Data entries:
■ ■ ■ ■ ■ ■ ■

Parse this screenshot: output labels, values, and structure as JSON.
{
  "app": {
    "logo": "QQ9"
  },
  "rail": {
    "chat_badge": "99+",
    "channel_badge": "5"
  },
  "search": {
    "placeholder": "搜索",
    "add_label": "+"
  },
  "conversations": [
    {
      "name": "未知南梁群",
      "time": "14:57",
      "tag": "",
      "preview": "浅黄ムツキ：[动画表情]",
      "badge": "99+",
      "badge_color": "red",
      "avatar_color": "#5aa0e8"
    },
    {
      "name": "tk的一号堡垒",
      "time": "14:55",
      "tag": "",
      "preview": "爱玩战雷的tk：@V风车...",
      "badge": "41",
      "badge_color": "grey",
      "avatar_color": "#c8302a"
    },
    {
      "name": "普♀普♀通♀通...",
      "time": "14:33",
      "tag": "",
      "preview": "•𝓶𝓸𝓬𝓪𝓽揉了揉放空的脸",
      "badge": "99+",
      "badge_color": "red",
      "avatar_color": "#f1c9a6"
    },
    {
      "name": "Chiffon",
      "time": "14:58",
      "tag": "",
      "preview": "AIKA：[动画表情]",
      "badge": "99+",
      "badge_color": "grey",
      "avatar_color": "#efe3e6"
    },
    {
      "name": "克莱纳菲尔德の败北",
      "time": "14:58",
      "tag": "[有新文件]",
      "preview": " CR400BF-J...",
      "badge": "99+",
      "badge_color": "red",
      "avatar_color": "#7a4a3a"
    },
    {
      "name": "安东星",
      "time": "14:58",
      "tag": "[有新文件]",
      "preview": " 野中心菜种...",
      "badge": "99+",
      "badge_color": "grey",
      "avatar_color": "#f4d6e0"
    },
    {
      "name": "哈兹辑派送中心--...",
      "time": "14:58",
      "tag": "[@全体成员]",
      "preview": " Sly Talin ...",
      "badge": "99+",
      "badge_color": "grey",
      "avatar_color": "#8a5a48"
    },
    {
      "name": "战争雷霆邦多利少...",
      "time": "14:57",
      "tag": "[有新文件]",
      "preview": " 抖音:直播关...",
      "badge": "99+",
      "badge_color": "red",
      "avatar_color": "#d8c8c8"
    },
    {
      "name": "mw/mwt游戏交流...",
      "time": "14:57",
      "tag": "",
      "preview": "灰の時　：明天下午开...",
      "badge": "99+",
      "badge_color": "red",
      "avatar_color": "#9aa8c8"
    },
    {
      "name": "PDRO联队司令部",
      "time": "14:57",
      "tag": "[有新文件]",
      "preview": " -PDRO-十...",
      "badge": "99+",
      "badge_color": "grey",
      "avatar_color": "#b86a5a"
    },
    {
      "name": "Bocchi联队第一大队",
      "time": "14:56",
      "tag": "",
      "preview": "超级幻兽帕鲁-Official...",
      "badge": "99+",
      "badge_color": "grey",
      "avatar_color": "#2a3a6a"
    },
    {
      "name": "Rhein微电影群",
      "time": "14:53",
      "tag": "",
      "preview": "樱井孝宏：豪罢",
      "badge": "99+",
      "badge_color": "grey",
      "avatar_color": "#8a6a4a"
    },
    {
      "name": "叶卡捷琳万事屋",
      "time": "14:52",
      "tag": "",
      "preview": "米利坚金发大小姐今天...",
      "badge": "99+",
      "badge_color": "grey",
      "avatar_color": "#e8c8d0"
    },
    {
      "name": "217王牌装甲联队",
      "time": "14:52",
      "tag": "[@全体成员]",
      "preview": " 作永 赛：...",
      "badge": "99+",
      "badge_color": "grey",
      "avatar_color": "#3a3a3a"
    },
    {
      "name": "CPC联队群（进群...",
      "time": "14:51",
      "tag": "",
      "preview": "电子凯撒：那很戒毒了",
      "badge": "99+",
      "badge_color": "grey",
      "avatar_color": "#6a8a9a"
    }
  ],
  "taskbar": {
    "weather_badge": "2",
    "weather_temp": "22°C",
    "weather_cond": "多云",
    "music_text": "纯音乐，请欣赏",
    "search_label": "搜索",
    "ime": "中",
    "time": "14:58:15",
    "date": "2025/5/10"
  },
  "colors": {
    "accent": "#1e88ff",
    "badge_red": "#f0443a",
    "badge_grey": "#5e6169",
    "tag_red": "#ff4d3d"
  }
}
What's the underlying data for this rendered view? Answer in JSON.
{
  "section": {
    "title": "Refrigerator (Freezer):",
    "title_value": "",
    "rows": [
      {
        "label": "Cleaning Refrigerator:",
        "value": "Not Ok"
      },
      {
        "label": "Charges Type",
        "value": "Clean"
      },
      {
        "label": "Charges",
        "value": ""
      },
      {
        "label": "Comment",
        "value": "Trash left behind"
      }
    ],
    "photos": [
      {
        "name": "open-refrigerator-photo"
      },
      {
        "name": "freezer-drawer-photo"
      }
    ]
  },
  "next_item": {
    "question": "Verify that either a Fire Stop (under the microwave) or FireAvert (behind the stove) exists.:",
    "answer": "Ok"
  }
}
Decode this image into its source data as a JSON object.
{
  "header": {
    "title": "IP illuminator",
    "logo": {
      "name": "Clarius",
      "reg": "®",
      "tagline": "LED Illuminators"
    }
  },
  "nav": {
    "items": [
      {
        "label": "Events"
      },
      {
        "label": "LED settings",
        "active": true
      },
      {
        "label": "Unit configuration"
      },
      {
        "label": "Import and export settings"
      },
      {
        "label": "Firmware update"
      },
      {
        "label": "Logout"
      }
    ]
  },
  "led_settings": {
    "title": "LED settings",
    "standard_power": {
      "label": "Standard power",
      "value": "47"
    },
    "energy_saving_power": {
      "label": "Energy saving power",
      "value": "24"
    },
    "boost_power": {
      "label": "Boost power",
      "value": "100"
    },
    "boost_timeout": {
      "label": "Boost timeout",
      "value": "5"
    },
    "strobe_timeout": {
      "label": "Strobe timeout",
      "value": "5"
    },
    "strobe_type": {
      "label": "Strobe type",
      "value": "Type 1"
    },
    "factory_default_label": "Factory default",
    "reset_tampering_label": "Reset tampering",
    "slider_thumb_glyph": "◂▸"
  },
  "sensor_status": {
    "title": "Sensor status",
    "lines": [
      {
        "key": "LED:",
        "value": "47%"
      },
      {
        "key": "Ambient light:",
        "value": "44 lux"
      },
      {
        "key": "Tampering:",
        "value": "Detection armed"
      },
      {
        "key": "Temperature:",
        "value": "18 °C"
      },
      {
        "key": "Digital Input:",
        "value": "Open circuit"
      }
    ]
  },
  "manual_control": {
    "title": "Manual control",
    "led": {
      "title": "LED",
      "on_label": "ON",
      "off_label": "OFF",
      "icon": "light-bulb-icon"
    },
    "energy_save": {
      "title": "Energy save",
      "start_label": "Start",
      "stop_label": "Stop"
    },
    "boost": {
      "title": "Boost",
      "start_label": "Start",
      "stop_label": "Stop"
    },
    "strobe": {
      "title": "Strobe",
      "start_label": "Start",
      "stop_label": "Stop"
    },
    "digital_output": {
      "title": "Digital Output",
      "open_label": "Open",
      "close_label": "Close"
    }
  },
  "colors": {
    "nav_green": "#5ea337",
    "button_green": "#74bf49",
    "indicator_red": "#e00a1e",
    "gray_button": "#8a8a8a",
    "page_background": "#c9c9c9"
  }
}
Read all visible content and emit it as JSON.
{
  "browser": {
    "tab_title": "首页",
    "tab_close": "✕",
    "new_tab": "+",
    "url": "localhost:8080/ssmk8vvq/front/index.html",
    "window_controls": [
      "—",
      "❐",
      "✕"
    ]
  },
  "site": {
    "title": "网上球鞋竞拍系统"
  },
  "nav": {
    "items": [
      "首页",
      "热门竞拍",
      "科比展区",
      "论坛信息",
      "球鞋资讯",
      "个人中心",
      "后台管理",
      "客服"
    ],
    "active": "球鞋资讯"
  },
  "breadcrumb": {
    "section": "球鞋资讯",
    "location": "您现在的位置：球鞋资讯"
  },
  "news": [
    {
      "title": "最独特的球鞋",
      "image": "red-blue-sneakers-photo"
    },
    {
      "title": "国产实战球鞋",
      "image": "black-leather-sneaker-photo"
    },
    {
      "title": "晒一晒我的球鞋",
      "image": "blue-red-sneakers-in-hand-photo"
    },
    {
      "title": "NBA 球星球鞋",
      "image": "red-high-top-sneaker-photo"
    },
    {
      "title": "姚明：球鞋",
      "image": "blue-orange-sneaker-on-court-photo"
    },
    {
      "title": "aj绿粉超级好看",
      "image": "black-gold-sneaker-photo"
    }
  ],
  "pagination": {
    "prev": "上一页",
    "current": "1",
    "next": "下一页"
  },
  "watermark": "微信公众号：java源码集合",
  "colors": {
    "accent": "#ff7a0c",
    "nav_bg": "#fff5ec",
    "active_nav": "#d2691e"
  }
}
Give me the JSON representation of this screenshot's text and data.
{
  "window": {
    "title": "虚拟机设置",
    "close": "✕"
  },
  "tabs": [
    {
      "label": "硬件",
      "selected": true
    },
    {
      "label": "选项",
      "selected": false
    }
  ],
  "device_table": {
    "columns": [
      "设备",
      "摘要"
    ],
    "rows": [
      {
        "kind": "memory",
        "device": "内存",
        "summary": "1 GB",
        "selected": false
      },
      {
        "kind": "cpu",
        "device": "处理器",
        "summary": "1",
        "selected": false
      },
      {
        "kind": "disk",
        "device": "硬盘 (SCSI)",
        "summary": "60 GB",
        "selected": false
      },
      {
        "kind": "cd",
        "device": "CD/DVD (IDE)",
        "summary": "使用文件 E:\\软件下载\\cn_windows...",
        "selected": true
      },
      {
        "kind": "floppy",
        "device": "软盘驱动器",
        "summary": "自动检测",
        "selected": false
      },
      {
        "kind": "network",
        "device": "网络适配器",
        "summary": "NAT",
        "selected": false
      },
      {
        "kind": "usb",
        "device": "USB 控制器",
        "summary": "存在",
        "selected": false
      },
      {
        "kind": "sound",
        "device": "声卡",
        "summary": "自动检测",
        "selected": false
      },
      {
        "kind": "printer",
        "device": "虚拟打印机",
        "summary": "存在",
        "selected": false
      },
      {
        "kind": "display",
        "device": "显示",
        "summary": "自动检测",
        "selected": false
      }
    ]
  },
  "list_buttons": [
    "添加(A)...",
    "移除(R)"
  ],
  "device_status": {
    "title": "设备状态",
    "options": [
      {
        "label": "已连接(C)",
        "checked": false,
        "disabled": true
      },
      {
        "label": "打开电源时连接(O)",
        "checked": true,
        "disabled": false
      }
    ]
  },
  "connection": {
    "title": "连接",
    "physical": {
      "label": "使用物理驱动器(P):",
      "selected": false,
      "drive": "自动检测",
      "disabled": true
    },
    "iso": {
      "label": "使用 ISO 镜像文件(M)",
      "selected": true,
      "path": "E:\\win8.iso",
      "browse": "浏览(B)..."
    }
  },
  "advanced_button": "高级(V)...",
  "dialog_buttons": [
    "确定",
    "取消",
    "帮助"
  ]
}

■ ■ ■ ■ ■ ■ ■

Pick out the lines that contain "summary" and copy them.

        "summary": "1 GB",
        "summary": "1",
        "summary": "60 GB",
        "summary": "使用文件 E:\\软件下载\\cn_windows...",
        "summary": "自动检测",
        "summary": "NAT",
        "summary": "存在",
        "summary": "自动检测",
        "summary": "存在",
        "summary": "自动检测",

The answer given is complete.